Saved data entries
==========

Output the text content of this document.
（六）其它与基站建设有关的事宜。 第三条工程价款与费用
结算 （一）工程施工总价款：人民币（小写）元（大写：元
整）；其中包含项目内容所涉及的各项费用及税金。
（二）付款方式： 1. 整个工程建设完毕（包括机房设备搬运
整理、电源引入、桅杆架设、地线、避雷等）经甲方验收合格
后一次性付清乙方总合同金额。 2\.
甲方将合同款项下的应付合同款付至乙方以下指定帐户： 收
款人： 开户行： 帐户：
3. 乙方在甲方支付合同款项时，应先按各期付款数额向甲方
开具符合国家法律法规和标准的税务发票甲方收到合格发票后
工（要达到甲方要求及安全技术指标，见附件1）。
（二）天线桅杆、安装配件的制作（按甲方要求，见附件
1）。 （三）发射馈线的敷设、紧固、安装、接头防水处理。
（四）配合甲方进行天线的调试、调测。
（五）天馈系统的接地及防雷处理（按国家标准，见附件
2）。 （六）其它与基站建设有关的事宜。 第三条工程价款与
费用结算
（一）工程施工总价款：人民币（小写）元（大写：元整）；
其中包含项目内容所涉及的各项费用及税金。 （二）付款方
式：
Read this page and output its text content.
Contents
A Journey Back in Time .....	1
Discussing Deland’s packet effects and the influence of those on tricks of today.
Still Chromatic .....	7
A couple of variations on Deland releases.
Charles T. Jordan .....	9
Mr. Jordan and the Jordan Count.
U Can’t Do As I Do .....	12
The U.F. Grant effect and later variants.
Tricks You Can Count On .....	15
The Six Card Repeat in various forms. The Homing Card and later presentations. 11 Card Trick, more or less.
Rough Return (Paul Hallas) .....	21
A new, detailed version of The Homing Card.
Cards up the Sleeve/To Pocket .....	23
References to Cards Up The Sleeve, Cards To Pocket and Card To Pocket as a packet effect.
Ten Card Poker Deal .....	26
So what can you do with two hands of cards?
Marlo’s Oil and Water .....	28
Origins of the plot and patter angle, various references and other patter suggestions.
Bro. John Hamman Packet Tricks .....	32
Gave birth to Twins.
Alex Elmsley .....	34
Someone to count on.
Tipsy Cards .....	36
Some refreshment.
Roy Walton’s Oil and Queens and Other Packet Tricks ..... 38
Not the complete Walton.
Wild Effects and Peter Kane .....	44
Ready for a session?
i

==========

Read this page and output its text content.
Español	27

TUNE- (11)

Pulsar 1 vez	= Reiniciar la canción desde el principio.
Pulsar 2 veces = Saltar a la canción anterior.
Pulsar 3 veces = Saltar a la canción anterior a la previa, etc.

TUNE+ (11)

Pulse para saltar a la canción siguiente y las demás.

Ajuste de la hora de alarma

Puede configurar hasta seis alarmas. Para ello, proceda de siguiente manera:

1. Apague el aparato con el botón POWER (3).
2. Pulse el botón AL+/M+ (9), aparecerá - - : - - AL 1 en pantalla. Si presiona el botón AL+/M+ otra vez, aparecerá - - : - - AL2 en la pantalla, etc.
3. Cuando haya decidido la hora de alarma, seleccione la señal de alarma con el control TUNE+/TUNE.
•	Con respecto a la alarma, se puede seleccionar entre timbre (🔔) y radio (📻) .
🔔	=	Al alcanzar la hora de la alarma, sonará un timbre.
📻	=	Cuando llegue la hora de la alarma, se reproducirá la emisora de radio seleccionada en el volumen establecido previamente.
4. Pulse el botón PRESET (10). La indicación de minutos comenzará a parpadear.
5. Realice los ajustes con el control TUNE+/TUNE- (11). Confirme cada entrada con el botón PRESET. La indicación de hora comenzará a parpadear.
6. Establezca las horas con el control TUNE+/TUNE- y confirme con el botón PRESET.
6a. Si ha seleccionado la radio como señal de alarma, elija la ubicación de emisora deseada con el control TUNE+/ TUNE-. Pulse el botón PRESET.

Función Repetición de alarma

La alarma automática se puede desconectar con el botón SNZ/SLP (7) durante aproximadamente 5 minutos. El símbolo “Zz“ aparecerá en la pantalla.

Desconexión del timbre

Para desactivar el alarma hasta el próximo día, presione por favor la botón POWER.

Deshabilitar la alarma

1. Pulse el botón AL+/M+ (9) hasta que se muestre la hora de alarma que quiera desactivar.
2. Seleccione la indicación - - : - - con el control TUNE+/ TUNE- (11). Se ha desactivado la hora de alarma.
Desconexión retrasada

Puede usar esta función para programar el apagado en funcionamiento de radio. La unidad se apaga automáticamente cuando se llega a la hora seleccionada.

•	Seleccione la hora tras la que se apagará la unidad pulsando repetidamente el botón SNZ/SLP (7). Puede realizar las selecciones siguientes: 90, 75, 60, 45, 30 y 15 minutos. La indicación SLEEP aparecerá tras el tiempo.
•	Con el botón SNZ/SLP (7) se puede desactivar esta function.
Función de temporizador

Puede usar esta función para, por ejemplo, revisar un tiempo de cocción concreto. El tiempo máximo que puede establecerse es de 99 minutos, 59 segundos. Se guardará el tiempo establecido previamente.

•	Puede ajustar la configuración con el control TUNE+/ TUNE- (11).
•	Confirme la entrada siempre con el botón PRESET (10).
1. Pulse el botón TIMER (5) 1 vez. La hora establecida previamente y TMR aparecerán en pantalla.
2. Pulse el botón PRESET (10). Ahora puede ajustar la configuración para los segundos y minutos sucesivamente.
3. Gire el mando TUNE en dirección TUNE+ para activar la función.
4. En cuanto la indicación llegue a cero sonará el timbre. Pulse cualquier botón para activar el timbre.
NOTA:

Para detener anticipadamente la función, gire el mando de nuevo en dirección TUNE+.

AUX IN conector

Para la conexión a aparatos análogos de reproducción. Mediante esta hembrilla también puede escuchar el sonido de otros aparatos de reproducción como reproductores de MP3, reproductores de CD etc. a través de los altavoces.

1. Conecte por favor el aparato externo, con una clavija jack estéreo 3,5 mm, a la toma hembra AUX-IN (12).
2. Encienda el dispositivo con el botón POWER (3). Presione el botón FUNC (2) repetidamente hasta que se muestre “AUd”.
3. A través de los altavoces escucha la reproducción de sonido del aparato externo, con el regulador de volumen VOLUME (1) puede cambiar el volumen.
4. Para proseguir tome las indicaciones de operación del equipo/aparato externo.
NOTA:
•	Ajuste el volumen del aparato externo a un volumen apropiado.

==========

→ **Task requirements**: Which lines hold the string "parpadear"? List them all.

→ **Written answer**:
4. Pulse el botón PRESET (10). La indicación de minutos comenzará a parpadear.
5. Realice los ajustes con el control TUNE+/TUNE- (11). Confirme cada entrada con el botón PRESET. La indicación de hora comenzará a parpadear.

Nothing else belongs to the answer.